### Provided data:
......
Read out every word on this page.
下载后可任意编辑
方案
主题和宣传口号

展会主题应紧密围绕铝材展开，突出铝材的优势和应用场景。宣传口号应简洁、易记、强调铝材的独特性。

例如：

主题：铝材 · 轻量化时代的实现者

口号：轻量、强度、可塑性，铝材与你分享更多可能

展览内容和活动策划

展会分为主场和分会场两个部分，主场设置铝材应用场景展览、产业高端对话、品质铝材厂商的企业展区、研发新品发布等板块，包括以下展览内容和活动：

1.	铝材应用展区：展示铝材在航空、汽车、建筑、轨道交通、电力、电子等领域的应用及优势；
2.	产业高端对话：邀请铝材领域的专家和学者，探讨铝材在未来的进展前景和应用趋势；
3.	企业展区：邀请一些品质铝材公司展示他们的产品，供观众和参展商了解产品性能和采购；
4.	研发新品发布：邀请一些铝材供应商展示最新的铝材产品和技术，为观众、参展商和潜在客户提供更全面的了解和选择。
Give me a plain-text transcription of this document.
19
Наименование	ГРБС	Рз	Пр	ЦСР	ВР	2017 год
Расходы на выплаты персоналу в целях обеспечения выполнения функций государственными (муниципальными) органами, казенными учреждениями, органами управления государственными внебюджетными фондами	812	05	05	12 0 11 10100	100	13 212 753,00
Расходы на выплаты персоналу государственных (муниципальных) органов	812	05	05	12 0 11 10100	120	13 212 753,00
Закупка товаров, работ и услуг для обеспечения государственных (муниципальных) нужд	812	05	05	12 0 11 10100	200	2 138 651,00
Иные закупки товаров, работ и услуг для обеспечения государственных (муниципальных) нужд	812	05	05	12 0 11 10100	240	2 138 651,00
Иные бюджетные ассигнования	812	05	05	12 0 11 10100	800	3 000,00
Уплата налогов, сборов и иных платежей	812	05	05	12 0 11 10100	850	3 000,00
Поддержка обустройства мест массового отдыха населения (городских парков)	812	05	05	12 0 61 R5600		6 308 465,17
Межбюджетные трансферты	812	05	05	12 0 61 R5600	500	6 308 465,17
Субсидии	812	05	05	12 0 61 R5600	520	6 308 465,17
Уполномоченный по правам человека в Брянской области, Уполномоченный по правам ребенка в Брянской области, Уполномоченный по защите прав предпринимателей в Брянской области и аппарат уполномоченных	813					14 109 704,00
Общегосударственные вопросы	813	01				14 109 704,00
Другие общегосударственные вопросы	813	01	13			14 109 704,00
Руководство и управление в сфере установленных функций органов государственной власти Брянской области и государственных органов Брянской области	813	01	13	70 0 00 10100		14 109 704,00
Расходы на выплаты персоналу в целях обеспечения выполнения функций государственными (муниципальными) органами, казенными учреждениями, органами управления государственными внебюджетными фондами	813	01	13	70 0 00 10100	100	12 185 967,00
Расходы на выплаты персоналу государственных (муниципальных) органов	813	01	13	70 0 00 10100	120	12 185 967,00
......
### What you are asked to do:
Give a word-for-word copy of the records.

### Answer for this exercise:
Read out every word on this page.
下载后可任意编辑
方案
主题和宣传口号

展会主题应紧密围绕铝材展开，突出铝材的优势和应用场景。宣传口号应简洁、易记、强调铝材的独特性。

例如：

主题：铝材 · 轻量化时代的实现者

口号：轻量、强度、可塑性，铝材与你分享更多可能

展览内容和活动策划

展会分为主场和分会场两个部分，主场设置铝材应用场景展览、产业高端对话、品质铝材厂商的企业展区、研发新品发布等板块，包括以下展览内容和活动：

1.	铝材应用展区：展示铝材在航空、汽车、建筑、轨道交通、电力、电子等领域的应用及优势；
2.	产业高端对话：邀请铝材领域的专家和学者，探讨铝材在未来的进展前景和应用趋势；
3.	企业展区：邀请一些品质铝材公司展示他们的产品，供观众和参展商了解产品性能和采购；
4.	研发新品发布：邀请一些铝材供应商展示最新的铝材产品和技术，为观众、参展商和潜在客户提供更全面的了解和选择。
Give me a plain-text transcription of this document.
19
Наименование	ГРБС	Рз	Пр	ЦСР	ВР	2017 год
Расходы на выплаты персоналу в целях обеспечения выполнения функций государственными (муниципальными) органами, казенными учреждениями, органами управления государственными внебюджетными фондами	812	05	05	12 0 11 10100	100	13 212 753,00
Расходы на выплаты персоналу государственных (муниципальных) органов	812	05	05	12 0 11 10100	120	13 212 753,00
Закупка товаров, работ и услуг для обеспечения государственных (муниципальных) нужд	812	05	05	12 0 11 10100	200	2 138 651,00
Иные закупки товаров, работ и услуг для обеспечения государственных (муниципальных) нужд	812	05	05	12 0 11 10100	240	2 138 651,00
Иные бюджетные ассигнования	812	05	05	12 0 11 10100	800	3 000,00
Уплата налогов, сборов и иных платежей	812	05	05	12 0 11 10100	850	3 000,00
Поддержка обустройства мест массового отдыха населения (городских парков)	812	05	05	12 0 61 R5600		6 308 465,17
Межбюджетные трансферты	812	05	05	12 0 61 R5600	500	6 308 465,17
Субсидии	812	05	05	12 0 61 R5600	520	6 308 465,17
Уполномоченный по правам человека в Брянской области, Уполномоченный по правам ребенка в Брянской области, Уполномоченный по защите прав предпринимателей в Брянской области и аппарат уполномоченных	813					14 109 704,00
Общегосударственные вопросы	813	01				14 109 704,00
Другие общегосударственные вопросы	813	01	13			14 109 704,00
Руководство и управление в сфере установленных функций органов государственной власти Брянской области и государственных органов Брянской области	813	01	13	70 0 00 10100		14 109 704,00
Расходы на выплаты персоналу в целях обеспечения выполнения функций государственными (муниципальными) органами, казенными учреждениями, органами управления государственными внебюджетными фондами	813	01	13	70 0 00 10100	100	12 185 967,00
Расходы на выплаты персоналу государственных (муниципальных) органов	813	01	13	70 0 00 10100	120	12 185 967,00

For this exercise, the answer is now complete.